Please pull out the part of the mortgage loan assignment text from "(b) On and as" to "Assumption.", copying it word for word.

Text shown:
— BEGIN —
MSMCI specifically reserves and does not assign
to the Depositor hereunder any and all right, title and interest
in, to and under and all obligations of MSMCI with respect to any
Mortgage Loans subject to the Agreement which are not the Specified
Mortgage Loans.
(b) On and as of the date hereof, immediately after
giving effect to the First Assignment and Assumption, the Depositor
hereby sells, assigns and transfers to the Trustee, on behalf of
the Trust, all of its right, title and interest in the Specified
Mortgage Loans and all rights and obligations related thereto as
provided under the Agreement to the extent relating to the
Specified Mortgage Loans, and the Trustee, on behalf of the Trust,
hereby accepts such assignment from the Depositor (the “
Second Assignment and Assumption ”), and the Seller
hereby acknowledges the Second Assignment and
Assumption.
(c) On and as of the date hereof, MSMCI represents
and warrants to the Depositor and the Trustee that MSMCI has not
taken any action that would serve to impair or encumber the
respective ownership interests of the Depositor and the Trustee in
the Specified Mortgage Loans since the date of MSMCI’s
acquisition of the Specified Mortgage Loans.
— END —
Material shown:
— BEGIN —
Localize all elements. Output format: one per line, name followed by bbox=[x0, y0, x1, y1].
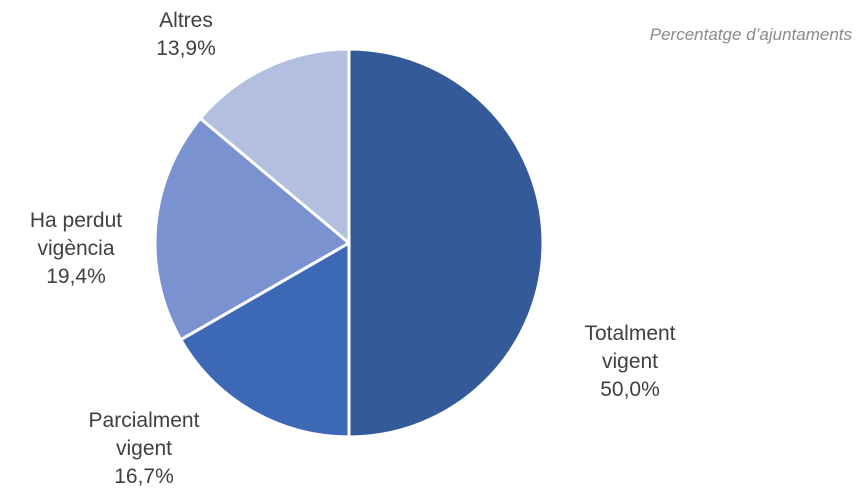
slice-labels: Totalment vigent 50,0% Parcialment vigent 16,… bbox=[30, 9, 676, 488]
slice-label-2: Parcialment vigent 16,7% bbox=[89, 409, 200, 488]
slice-label-text: vigència bbox=[37, 237, 114, 260]
slice-value-label: 19,4% bbox=[46, 265, 106, 288]
slice-label-text: Altres bbox=[159, 9, 213, 32]
slice-label-text: Ha perdut bbox=[30, 209, 122, 232]
slice-label-text: vigent bbox=[116, 437, 172, 460]
slice-value-label: 13,9% bbox=[156, 37, 216, 60]
pie-slice-1 bbox=[347, 47, 545, 439]
pie-slices bbox=[153, 47, 545, 439]
chart-subtitle: Percentatge d’ajuntaments bbox=[650, 25, 853, 44]
pie-slice-4 bbox=[198, 47, 351, 245]
pie-slice-2 bbox=[179, 241, 351, 439]
pie-slice-3 bbox=[153, 116, 351, 342]
slice-value-label: 50,0% bbox=[600, 378, 660, 401]
slice-label-text: vigent bbox=[602, 350, 658, 373]
slice-label-3: Ha perdut vigència 19,4% bbox=[30, 209, 122, 288]
slice-label-text: Parcialment bbox=[89, 409, 200, 432]
slice-label-1: Totalment vigent 50,0% bbox=[584, 322, 675, 401]
slice-label-text: Totalment bbox=[584, 322, 675, 345]
slice-label-4: Altres 13,9% bbox=[156, 9, 216, 60]
slice-value-label: 16,7% bbox=[114, 465, 174, 488]
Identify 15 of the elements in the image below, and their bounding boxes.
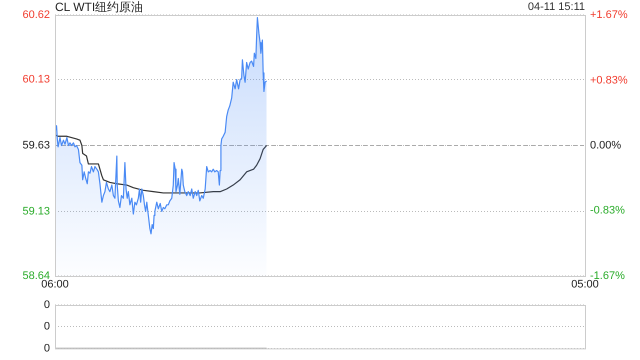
y-tick-label: 60.62: [22, 9, 50, 22]
x-tick-label: 06:00: [41, 278, 69, 291]
y-tick-label: 0: [44, 320, 50, 333]
y-tick-label: 0: [44, 342, 50, 354]
y-tick-label: 60.13: [22, 74, 50, 86]
y2-tick-label: -0.83%: [590, 204, 626, 216]
y-tick-label: 59.13: [22, 205, 50, 218]
y2-tick-label: +1.67%: [590, 9, 628, 22]
x-tick-label: 05:00: [571, 278, 599, 291]
chart-title: CL WTI纽约原油: [55, 0, 144, 14]
y-tick-label: 0: [44, 299, 50, 312]
y-tick-label: 59.63: [22, 140, 50, 152]
y2-tick-label: 0.00%: [590, 140, 622, 152]
y2-tick-label: +0.83%: [590, 74, 628, 87]
text: 04-11 15:11: [528, 1, 585, 14]
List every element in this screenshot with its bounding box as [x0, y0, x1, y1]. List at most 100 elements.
— END —
Written response:
(b) On and as of the date hereof, immediately after
giving effect to the First Assignment and Assumption, the Depositor
hereby sells, assigns and transfers to the Trustee, on behalf of
the Trust, all of its right, title and interest in the Specified
Mortgage Loans and all rights and obligations related thereto as
provided under the Agreement to the extent relating to the
Specified Mortgage Loans, and the Trustee, on behalf of the Trust,
hereby accepts such assignment from the Depositor (the “
Second Assignment and Assumption ”), and the Seller
hereby acknowledges the Second Assignment and
Assumption.